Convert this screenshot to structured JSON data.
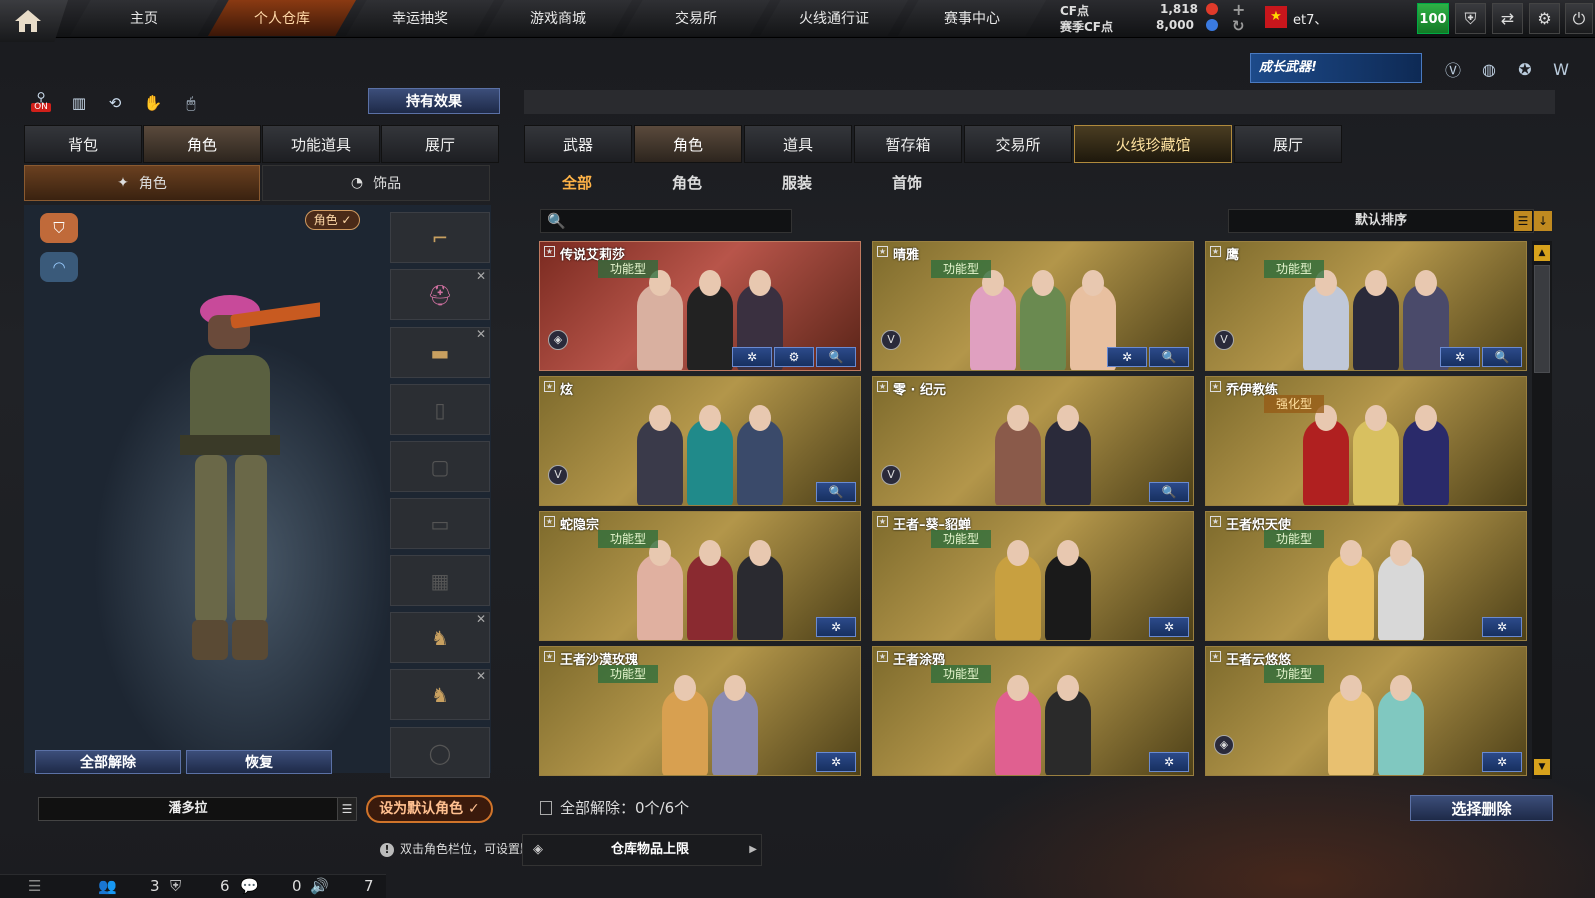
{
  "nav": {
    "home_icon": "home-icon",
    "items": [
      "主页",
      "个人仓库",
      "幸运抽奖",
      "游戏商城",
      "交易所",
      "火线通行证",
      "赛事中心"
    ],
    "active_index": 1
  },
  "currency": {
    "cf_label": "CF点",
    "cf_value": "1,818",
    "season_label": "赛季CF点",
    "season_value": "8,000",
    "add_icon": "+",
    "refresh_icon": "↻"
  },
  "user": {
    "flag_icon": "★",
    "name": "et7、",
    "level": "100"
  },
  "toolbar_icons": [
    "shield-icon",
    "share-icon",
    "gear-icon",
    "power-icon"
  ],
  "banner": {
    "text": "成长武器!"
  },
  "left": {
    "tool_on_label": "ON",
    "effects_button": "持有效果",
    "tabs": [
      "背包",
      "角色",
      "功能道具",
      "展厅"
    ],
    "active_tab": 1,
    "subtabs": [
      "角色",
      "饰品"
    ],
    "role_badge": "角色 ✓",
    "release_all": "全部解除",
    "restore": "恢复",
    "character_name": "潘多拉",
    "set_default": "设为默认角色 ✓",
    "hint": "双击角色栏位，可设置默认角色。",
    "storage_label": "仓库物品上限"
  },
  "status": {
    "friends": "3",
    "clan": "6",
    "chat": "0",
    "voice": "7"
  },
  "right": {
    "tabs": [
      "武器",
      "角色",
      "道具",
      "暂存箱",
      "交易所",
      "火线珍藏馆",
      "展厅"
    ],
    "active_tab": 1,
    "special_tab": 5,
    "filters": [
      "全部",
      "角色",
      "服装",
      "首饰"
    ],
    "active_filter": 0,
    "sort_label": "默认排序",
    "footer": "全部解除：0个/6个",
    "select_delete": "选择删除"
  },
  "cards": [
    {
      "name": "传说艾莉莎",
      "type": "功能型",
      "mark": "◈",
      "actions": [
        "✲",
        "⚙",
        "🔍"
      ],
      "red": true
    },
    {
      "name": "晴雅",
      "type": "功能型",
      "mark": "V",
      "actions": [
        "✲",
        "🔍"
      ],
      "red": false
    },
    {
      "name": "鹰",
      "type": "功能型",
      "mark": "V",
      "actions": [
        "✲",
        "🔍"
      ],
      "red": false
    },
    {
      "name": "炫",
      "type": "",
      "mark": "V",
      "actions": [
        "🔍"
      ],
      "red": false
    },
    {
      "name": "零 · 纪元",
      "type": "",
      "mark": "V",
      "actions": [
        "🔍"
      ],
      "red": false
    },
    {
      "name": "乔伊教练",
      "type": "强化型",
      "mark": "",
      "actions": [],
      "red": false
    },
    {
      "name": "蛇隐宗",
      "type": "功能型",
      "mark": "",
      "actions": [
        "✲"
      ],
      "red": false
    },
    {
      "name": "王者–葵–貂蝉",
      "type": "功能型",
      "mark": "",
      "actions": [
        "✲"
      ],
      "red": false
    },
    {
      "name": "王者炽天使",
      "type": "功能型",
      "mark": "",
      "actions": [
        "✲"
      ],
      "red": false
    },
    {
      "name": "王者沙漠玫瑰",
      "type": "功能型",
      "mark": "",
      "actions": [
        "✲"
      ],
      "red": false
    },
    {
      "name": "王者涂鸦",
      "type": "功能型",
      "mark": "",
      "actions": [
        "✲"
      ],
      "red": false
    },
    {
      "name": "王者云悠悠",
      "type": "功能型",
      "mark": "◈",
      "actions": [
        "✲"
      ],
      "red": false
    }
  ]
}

...

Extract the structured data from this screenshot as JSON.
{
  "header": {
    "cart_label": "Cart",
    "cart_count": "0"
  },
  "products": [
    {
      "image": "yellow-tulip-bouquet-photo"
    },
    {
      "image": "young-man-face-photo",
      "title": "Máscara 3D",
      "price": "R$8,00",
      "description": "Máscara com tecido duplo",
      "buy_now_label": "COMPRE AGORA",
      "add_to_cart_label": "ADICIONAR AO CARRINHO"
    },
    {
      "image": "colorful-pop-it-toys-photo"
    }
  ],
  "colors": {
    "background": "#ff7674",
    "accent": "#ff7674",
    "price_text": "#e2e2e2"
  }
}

Aim :: Give nothing but the count of lines in the listing above that hold the string "JSON".

Solution for this problem :: 2